Quote every entry word for word.
'''
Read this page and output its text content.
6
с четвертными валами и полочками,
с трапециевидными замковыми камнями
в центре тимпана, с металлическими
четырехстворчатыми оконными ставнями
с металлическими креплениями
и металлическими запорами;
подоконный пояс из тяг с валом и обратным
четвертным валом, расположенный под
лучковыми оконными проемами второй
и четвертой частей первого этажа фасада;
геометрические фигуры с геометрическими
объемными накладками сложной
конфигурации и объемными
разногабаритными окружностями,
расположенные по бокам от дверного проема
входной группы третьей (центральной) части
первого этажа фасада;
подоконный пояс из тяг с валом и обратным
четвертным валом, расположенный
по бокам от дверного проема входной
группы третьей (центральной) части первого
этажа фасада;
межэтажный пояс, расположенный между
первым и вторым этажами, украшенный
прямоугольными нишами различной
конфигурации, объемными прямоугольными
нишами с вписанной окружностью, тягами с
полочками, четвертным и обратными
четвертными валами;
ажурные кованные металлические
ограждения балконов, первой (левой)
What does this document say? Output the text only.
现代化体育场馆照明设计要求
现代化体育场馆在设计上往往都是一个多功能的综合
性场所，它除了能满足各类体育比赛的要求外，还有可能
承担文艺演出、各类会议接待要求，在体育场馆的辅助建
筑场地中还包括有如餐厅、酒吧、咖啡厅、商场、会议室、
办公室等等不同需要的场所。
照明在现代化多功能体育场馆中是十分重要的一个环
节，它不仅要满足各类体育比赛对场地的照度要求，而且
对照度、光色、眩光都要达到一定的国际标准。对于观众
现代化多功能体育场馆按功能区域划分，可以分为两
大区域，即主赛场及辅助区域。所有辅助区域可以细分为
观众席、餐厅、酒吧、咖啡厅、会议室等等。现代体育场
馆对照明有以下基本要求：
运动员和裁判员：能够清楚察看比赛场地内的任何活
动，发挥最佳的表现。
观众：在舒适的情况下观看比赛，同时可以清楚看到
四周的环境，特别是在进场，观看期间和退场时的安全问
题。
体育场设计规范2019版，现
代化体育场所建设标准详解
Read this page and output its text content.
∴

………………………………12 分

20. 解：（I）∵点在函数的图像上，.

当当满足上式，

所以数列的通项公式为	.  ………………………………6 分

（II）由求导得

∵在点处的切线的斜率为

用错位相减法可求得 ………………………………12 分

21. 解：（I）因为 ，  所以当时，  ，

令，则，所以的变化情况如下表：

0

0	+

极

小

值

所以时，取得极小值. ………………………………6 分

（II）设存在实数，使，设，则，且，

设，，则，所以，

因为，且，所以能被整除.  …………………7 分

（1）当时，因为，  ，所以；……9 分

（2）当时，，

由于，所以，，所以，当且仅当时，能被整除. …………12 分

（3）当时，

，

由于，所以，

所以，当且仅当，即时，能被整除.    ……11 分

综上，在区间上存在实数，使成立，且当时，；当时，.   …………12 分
'''
COMPLETE RESPONSE:
Read this page and output its text content.
6
с четвертными валами и полочками,
с трапециевидными замковыми камнями
в центре тимпана, с металлическими
четырехстворчатыми оконными ставнями
с металлическими креплениями
и металлическими запорами;
подоконный пояс из тяг с валом и обратным
четвертным валом, расположенный под
лучковыми оконными проемами второй
и четвертой частей первого этажа фасада;
геометрические фигуры с геометрическими
объемными накладками сложной
конфигурации и объемными
разногабаритными окружностями,
расположенные по бокам от дверного проема
входной группы третьей (центральной) части
первого этажа фасада;
подоконный пояс из тяг с валом и обратным
четвертным валом, расположенный
по бокам от дверного проема входной
группы третьей (центральной) части первого
этажа фасада;
межэтажный пояс, расположенный между
первым и вторым этажами, украшенный
прямоугольными нишами различной
конфигурации, объемными прямоугольными
нишами с вписанной окружностью, тягами с
полочками, четвертным и обратными
четвертными валами;
ажурные кованные металлические
ограждения балконов, первой (левой)
What does this document say? Output the text only.
现代化体育场馆照明设计要求
现代化体育场馆在设计上往往都是一个多功能的综合
性场所，它除了能满足各类体育比赛的要求外，还有可能
承担文艺演出、各类会议接待要求，在体育场馆的辅助建
筑场地中还包括有如餐厅、酒吧、咖啡厅、商场、会议室、
办公室等等不同需要的场所。
照明在现代化多功能体育场馆中是十分重要的一个环
节，它不仅要满足各类体育比赛对场地的照度要求，而且
对照度、光色、眩光都要达到一定的国际标准。对于观众
现代化多功能体育场馆按功能区域划分，可以分为两
大区域，即主赛场及辅助区域。所有辅助区域可以细分为
观众席、餐厅、酒吧、咖啡厅、会议室等等。现代体育场
馆对照明有以下基本要求：
运动员和裁判员：能够清楚察看比赛场地内的任何活
动，发挥最佳的表现。
观众：在舒适的情况下观看比赛，同时可以清楚看到
四周的环境，特别是在进场，观看期间和退场时的安全问
题。
体育场设计规范2019版，现
代化体育场所建设标准详解
Read this page and output its text content.
∴

………………………………12 分

20. 解：（I）∵点在函数的图像上，.

当当满足上式，

所以数列的通项公式为	.  ………………………………6 分

（II）由求导得

∵在点处的切线的斜率为

用错位相减法可求得 ………………………………12 分

21. 解：（I）因为 ，  所以当时，  ，

令，则，所以的变化情况如下表：

0

0	+

极

小

值

所以时，取得极小值. ………………………………6 分

（II）设存在实数，使，设，则，且，

设，，则，所以，

因为，且，所以能被整除.  …………………7 分

（1）当时，因为，  ，所以；……9 分

（2）当时，，

由于，所以，，所以，当且仅当时，能被整除. …………12 分

（3）当时，

，

由于，所以，

所以，当且仅当，即时，能被整除.    ……11 分

综上，在区间上存在实数，使成立，且当时，；当时，.   …………12 分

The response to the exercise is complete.